Stated problem: Output the full listing word for word.

►

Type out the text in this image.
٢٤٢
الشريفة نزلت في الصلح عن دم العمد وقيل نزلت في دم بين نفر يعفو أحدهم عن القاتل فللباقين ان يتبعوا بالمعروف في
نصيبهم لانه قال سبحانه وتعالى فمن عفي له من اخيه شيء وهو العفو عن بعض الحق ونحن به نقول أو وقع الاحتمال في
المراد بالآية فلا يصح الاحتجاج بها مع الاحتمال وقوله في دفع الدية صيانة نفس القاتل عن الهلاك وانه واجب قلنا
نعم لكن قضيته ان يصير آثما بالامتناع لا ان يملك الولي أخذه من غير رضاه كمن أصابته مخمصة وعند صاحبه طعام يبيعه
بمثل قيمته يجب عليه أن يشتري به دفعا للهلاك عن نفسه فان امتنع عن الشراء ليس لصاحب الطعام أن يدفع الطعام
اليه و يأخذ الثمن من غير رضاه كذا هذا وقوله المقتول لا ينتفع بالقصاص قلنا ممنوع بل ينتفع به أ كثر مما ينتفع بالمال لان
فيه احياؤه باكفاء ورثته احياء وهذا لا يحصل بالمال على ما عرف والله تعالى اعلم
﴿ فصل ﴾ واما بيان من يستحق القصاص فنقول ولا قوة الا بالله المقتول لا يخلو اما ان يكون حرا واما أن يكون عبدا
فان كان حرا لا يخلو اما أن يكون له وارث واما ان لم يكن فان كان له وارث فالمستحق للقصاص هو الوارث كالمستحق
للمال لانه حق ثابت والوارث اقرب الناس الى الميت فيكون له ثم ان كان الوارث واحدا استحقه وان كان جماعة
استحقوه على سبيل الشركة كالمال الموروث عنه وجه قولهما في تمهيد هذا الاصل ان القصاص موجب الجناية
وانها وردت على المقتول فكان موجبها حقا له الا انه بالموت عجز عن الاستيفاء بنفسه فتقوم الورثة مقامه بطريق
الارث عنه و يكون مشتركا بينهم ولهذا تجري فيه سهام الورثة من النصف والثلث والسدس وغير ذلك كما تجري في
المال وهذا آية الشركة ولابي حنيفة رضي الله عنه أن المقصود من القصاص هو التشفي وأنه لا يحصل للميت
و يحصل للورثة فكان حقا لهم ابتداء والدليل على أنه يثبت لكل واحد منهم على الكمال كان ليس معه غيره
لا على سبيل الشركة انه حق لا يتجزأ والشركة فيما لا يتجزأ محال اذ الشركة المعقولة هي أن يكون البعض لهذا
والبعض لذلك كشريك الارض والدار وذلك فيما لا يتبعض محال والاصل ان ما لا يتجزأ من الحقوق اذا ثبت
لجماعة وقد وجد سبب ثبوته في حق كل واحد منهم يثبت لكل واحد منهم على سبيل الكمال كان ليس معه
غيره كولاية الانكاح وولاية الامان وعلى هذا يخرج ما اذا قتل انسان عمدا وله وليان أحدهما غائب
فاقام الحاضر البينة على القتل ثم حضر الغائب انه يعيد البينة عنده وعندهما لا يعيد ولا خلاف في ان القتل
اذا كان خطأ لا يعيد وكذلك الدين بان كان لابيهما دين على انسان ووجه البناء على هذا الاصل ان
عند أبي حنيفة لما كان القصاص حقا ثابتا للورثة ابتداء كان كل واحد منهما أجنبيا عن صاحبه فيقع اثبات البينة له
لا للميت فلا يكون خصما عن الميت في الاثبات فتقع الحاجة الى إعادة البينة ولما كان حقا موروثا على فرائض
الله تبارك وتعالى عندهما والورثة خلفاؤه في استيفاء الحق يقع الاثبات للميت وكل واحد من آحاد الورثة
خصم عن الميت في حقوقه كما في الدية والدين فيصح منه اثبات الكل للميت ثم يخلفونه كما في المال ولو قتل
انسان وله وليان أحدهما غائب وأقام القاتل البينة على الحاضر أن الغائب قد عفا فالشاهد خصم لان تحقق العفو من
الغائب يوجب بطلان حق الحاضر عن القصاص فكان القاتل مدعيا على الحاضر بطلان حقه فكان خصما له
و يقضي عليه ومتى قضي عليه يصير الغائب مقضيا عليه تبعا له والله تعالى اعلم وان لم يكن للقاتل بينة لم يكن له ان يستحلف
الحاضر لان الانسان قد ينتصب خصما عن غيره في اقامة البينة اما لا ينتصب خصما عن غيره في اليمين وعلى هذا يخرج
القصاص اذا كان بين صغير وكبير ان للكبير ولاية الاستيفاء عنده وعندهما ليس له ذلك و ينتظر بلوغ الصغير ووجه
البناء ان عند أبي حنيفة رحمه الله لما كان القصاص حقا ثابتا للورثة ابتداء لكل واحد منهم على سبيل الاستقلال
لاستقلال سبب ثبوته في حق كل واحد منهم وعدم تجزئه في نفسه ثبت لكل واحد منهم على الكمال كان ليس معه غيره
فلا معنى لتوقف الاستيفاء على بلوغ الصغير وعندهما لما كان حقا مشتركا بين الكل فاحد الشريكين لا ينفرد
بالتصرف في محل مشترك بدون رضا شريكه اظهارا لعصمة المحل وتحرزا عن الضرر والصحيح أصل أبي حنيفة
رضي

◄

Exercise output:
Type out the text in this image.
٢٤٢
الشريفة نزلت في الصلح عن دم العمد وقيل نزلت في دم بين نفر يعفو أحدهم عن القاتل فللباقين ان يتبعوا بالمعروف في
نصيبهم لانه قال سبحانه وتعالى فمن عفي له من اخيه شيء وهو العفو عن بعض الحق ونحن به نقول أو وقع الاحتمال في
المراد بالآية فلا يصح الاحتجاج بها مع الاحتمال وقوله في دفع الدية صيانة نفس القاتل عن الهلاك وانه واجب قلنا
نعم لكن قضيته ان يصير آثما بالامتناع لا ان يملك الولي أخذه من غير رضاه كمن أصابته مخمصة وعند صاحبه طعام يبيعه
بمثل قيمته يجب عليه أن يشتري به دفعا للهلاك عن نفسه فان امتنع عن الشراء ليس لصاحب الطعام أن يدفع الطعام
اليه و يأخذ الثمن من غير رضاه كذا هذا وقوله المقتول لا ينتفع بالقصاص قلنا ممنوع بل ينتفع به أ كثر مما ينتفع بالمال لان
فيه احياؤه باكفاء ورثته احياء وهذا لا يحصل بالمال على ما عرف والله تعالى اعلم
﴿ فصل ﴾ واما بيان من يستحق القصاص فنقول ولا قوة الا بالله المقتول لا يخلو اما ان يكون حرا واما أن يكون عبدا
فان كان حرا لا يخلو اما أن يكون له وارث واما ان لم يكن فان كان له وارث فالمستحق للقصاص هو الوارث كالمستحق
للمال لانه حق ثابت والوارث اقرب الناس الى الميت فيكون له ثم ان كان الوارث واحدا استحقه وان كان جماعة
استحقوه على سبيل الشركة كالمال الموروث عنه وجه قولهما في تمهيد هذا الاصل ان القصاص موجب الجناية
وانها وردت على المقتول فكان موجبها حقا له الا انه بالموت عجز عن الاستيفاء بنفسه فتقوم الورثة مقامه بطريق
الارث عنه و يكون مشتركا بينهم ولهذا تجري فيه سهام الورثة من النصف والثلث والسدس وغير ذلك كما تجري في
المال وهذا آية الشركة ولابي حنيفة رضي الله عنه أن المقصود من القصاص هو التشفي وأنه لا يحصل للميت
و يحصل للورثة فكان حقا لهم ابتداء والدليل على أنه يثبت لكل واحد منهم على الكمال كان ليس معه غيره
لا على سبيل الشركة انه حق لا يتجزأ والشركة فيما لا يتجزأ محال اذ الشركة المعقولة هي أن يكون البعض لهذا
والبعض لذلك كشريك الارض والدار وذلك فيما لا يتبعض محال والاصل ان ما لا يتجزأ من الحقوق اذا ثبت
لجماعة وقد وجد سبب ثبوته في حق كل واحد منهم يثبت لكل واحد منهم على سبيل الكمال كان ليس معه
غيره كولاية الانكاح وولاية الامان وعلى هذا يخرج ما اذا قتل انسان عمدا وله وليان أحدهما غائب
فاقام الحاضر البينة على القتل ثم حضر الغائب انه يعيد البينة عنده وعندهما لا يعيد ولا خلاف في ان القتل
اذا كان خطأ لا يعيد وكذلك الدين بان كان لابيهما دين على انسان ووجه البناء على هذا الاصل ان
عند أبي حنيفة لما كان القصاص حقا ثابتا للورثة ابتداء كان كل واحد منهما أجنبيا عن صاحبه فيقع اثبات البينة له
لا للميت فلا يكون خصما عن الميت في الاثبات فتقع الحاجة الى إعادة البينة ولما كان حقا موروثا على فرائض
الله تبارك وتعالى عندهما والورثة خلفاؤه في استيفاء الحق يقع الاثبات للميت وكل واحد من آحاد الورثة
خصم عن الميت في حقوقه كما في الدية والدين فيصح منه اثبات الكل للميت ثم يخلفونه كما في المال ولو قتل
انسان وله وليان أحدهما غائب وأقام القاتل البينة على الحاضر أن الغائب قد عفا فالشاهد خصم لان تحقق العفو من
الغائب يوجب بطلان حق الحاضر عن القصاص فكان القاتل مدعيا على الحاضر بطلان حقه فكان خصما له
و يقضي عليه ومتى قضي عليه يصير الغائب مقضيا عليه تبعا له والله تعالى اعلم وان لم يكن للقاتل بينة لم يكن له ان يستحلف
الحاضر لان الانسان قد ينتصب خصما عن غيره في اقامة البينة اما لا ينتصب خصما عن غيره في اليمين وعلى هذا يخرج
القصاص اذا كان بين صغير وكبير ان للكبير ولاية الاستيفاء عنده وعندهما ليس له ذلك و ينتظر بلوغ الصغير ووجه
البناء ان عند أبي حنيفة رحمه الله لما كان القصاص حقا ثابتا للورثة ابتداء لكل واحد منهم على سبيل الاستقلال
لاستقلال سبب ثبوته في حق كل واحد منهم وعدم تجزئه في نفسه ثبت لكل واحد منهم على الكمال كان ليس معه غيره
فلا معنى لتوقف الاستيفاء على بلوغ الصغير وعندهما لما كان حقا مشتركا بين الكل فاحد الشريكين لا ينفرد
بالتصرف في محل مشترك بدون رضا شريكه اظهارا لعصمة المحل وتحرزا عن الضرر والصحيح أصل أبي حنيفة
رضي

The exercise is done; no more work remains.